%%
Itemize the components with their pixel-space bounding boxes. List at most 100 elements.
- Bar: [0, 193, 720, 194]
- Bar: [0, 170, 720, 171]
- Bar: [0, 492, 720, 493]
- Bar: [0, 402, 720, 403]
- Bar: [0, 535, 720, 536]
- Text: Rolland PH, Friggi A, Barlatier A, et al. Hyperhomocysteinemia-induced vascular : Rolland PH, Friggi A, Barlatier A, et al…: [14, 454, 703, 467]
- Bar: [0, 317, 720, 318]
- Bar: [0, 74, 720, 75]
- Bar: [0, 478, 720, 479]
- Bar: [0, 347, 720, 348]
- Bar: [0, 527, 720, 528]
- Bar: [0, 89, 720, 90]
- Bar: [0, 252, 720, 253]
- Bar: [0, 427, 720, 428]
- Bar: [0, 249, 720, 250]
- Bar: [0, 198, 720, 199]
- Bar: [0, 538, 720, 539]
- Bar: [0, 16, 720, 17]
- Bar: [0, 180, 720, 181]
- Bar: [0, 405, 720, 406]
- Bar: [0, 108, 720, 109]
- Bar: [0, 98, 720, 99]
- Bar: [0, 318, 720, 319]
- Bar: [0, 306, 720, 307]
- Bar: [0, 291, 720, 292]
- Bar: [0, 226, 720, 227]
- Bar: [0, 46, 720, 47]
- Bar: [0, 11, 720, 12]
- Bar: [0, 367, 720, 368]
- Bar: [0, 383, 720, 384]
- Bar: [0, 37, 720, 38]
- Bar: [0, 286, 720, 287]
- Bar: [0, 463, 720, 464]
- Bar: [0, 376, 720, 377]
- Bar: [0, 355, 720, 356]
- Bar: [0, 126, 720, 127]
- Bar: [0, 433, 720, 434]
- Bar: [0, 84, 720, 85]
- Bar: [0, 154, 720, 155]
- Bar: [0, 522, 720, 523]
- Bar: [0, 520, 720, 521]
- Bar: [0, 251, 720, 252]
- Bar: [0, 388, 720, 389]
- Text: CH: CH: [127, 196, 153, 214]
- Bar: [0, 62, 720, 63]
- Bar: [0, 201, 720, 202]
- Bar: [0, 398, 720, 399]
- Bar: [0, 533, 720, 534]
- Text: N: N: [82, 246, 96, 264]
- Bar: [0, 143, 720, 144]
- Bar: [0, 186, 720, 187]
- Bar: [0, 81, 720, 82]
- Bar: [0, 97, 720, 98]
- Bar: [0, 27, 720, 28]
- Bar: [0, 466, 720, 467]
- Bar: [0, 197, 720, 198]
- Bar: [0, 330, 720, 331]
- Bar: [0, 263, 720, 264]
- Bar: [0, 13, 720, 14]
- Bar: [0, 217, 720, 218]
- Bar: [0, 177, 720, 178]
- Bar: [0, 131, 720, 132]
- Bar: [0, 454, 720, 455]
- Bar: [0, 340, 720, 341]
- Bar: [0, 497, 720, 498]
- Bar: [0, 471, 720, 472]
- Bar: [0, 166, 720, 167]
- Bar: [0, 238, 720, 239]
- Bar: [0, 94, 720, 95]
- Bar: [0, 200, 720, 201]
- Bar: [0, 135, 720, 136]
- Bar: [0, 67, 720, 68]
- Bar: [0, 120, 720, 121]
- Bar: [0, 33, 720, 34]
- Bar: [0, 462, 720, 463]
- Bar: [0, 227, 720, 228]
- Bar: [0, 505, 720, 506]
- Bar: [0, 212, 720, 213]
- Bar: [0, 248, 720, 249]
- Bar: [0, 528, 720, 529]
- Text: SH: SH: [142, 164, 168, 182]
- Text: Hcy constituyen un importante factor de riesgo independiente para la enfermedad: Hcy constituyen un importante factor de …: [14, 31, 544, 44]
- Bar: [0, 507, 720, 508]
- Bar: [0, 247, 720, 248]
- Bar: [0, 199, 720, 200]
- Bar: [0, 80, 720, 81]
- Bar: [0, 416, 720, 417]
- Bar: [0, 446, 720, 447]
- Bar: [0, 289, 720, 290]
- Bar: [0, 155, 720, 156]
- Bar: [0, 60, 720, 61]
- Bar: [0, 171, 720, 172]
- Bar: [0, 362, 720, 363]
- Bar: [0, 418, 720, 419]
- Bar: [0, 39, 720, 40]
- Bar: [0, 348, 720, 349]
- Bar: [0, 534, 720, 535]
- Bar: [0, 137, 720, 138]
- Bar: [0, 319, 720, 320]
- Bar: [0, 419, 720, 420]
%%
%%
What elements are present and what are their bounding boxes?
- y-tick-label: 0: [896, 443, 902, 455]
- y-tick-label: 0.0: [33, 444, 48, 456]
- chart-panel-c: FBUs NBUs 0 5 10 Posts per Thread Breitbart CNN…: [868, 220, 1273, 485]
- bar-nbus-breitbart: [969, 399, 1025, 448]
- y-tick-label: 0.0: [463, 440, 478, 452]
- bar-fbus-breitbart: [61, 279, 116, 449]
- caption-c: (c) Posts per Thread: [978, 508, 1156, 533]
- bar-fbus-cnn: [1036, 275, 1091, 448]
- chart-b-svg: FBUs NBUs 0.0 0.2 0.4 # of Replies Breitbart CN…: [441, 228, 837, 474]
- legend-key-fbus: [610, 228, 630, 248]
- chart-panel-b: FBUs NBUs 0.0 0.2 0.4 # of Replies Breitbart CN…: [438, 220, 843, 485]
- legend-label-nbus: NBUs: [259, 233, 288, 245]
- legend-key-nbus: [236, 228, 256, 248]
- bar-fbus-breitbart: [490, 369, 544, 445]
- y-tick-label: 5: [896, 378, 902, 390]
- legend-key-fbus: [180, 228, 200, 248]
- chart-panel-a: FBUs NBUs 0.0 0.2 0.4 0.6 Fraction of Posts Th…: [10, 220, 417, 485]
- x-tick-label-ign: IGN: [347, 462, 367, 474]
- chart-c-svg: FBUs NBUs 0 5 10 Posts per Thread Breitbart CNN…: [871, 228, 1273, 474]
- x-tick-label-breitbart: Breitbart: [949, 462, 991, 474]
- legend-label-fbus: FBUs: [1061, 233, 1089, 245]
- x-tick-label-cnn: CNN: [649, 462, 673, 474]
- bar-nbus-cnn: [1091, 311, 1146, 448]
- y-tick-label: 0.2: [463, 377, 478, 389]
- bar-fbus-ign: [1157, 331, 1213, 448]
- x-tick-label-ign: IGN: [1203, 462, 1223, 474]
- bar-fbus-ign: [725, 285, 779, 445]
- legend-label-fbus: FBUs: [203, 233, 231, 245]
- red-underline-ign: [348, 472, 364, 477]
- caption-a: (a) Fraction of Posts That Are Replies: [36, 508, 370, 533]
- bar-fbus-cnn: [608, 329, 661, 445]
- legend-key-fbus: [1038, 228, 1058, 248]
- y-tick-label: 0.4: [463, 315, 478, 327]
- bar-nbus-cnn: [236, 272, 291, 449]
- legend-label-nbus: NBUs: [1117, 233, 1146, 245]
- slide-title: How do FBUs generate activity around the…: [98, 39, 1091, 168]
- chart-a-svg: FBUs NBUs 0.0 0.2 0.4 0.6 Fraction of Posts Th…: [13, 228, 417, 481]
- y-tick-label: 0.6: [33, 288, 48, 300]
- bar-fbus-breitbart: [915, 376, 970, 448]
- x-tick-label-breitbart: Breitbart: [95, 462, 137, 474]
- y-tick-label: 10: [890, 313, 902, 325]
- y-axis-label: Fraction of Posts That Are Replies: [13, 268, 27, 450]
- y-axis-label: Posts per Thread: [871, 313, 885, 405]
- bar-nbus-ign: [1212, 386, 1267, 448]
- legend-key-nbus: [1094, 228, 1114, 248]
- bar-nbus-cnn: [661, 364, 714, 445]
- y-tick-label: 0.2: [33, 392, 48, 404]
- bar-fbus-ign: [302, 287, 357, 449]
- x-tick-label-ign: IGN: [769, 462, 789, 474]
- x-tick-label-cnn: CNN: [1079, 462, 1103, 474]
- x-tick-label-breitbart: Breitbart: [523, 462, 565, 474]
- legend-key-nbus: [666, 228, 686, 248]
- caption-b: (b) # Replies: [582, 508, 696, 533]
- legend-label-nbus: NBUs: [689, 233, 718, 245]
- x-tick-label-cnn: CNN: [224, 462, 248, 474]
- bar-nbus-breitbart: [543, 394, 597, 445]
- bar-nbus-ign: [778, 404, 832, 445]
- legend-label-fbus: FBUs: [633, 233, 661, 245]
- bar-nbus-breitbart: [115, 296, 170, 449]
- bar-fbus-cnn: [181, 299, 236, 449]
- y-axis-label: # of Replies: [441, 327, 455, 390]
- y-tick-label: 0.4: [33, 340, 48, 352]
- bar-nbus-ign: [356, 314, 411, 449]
%%
_What you need to do_. Count how many lines of the data above contain the string "axis". Reply with the number alone.

_Exercise result_. 3